-- start --

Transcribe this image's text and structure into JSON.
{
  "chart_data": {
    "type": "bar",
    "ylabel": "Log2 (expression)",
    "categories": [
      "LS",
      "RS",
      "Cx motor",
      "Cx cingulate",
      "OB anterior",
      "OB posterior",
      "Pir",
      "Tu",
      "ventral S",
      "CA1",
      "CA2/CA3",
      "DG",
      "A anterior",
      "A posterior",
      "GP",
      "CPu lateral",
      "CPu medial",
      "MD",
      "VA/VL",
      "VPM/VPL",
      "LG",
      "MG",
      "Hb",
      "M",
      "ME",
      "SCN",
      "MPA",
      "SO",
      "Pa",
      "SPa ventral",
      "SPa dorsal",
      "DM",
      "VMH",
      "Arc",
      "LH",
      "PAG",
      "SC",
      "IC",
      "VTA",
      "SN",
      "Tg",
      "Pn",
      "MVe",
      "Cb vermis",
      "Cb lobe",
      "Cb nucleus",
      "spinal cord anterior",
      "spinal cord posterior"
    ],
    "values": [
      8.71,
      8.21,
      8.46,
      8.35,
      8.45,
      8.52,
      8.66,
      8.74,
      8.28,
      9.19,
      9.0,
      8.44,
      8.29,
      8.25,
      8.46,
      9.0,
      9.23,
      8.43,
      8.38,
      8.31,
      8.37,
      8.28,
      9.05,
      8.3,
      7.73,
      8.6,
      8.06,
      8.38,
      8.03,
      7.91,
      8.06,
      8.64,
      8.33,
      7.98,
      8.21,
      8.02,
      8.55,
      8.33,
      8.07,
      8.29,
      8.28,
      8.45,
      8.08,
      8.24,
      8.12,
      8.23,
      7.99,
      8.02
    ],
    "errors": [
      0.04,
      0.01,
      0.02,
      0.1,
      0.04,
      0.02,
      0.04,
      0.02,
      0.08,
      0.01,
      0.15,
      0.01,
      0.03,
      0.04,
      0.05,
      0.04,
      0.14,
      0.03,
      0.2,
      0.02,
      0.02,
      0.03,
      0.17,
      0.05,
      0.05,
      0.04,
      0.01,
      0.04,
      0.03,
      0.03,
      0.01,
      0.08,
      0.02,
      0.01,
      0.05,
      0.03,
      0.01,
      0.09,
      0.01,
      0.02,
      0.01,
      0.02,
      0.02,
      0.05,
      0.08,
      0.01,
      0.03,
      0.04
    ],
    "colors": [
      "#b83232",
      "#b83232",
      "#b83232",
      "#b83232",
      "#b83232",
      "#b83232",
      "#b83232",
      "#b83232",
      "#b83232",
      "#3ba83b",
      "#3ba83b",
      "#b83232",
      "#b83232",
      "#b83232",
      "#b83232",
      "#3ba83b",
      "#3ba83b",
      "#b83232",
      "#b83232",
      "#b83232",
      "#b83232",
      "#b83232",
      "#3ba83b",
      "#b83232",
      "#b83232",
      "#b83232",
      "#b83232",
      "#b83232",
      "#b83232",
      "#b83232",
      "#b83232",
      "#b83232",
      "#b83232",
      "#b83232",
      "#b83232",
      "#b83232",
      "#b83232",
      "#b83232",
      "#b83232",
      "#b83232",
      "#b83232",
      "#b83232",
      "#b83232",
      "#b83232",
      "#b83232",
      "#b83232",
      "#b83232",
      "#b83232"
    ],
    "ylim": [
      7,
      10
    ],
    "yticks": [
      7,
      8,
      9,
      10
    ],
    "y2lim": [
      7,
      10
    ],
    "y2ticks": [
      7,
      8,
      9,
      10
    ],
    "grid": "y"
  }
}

-- end --

§ EXERCISE TASK
Copy out the data shown above without altering anything.

§ REPLY
Transcribe this image's text and structure into JSON.
{
  "chart_data": {
    "type": "bar",
    "ylabel": "Log2 (expression)",
    "categories": [
      "LS",
      "RS",
      "Cx motor",
      "Cx cingulate",
      "OB anterior",
      "OB posterior",
      "Pir",
      "Tu",
      "ventral S",
      "CA1",
      "CA2/CA3",
      "DG",
      "A anterior",
      "A posterior",
      "GP",
      "CPu lateral",
      "CPu medial",
      "MD",
      "VA/VL",
      "VPM/VPL",
      "LG",
      "MG",
      "Hb",
      "M",
      "ME",
      "SCN",
      "MPA",
      "SO",
      "Pa",
      "SPa ventral",
      "SPa dorsal",
      "DM",
      "VMH",
      "Arc",
      "LH",
      "PAG",
      "SC",
      "IC",
      "VTA",
      "SN",
      "Tg",
      "Pn",
      "MVe",
      "Cb vermis",
      "Cb lobe",
      "Cb nucleus",
      "spinal cord anterior",
      "spinal cord posterior"
    ],
    "values": [
      8.71,
      8.21,
      8.46,
      8.35,
      8.45,
      8.52,
      8.66,
      8.74,
      8.28,
      9.19,
      9.0,
      8.44,
      8.29,
      8.25,
      8.46,
      9.0,
      9.23,
      8.43,
      8.38,
      8.31,
      8.37,
      8.28,
      9.05,
      8.3,
      7.73,
      8.6,
      8.06,
      8.38,
      8.03,
      7.91,
      8.06,
      8.64,
      8.33,
      7.98,
      8.21,
      8.02,
      8.55,
      8.33,
      8.07,
      8.29,
      8.28,
      8.45,
      8.08,
      8.24,
      8.12,
      8.23,
      7.99,
      8.02
    ],
    "errors": [
      0.04,
      0.01,
      0.02,
      0.1,
      0.04,
      0.02,
      0.04,
      0.02,
      0.08,
      0.01,
      0.15,
      0.01,
      0.03,
      0.04,
      0.05,
      0.04,
      0.14,
      0.03,
      0.2,
      0.02,
      0.02,
      0.03,
      0.17,
      0.05,
      0.05,
      0.04,
      0.01,
      0.04,
      0.03,
      0.03,
      0.01,
      0.08,
      0.02,
      0.01,
      0.05,
      0.03,
      0.01,
      0.09,
      0.01,
      0.02,
      0.01,
      0.02,
      0.02,
      0.05,
      0.08,
      0.01,
      0.03,
      0.04
    ],
    "colors": [
      "#b83232",
      "#b83232",
      "#b83232",
      "#b83232",
      "#b83232",
      "#b83232",
      "#b83232",
      "#b83232",
      "#b83232",
      "#3ba83b",
      "#3ba83b",
      "#b83232",
      "#b83232",
      "#b83232",
      "#b83232",
      "#3ba83b",
      "#3ba83b",
      "#b83232",
      "#b83232",
      "#b83232",
      "#b83232",
      "#b83232",
      "#3ba83b",
      "#b83232",
      "#b83232",
      "#b83232",
      "#b83232",
      "#b83232",
      "#b83232",
      "#b83232",
      "#b83232",
      "#b83232",
      "#b83232",
      "#b83232",
      "#b83232",
      "#b83232",
      "#b83232",
      "#b83232",
      "#b83232",
      "#b83232",
      "#b83232",
      "#b83232",
      "#b83232",
      "#b83232",
      "#b83232",
      "#b83232",
      "#b83232",
      "#b83232"
    ],
    "ylim": [
      7,
      10
    ],
    "yticks": [
      7,
      8,
      9,
      10
    ],
    "y2lim": [
      7,
      10
    ],
    "y2ticks": [
      7,
      8,
      9,
      10
    ],
    "grid": "y"
  }
}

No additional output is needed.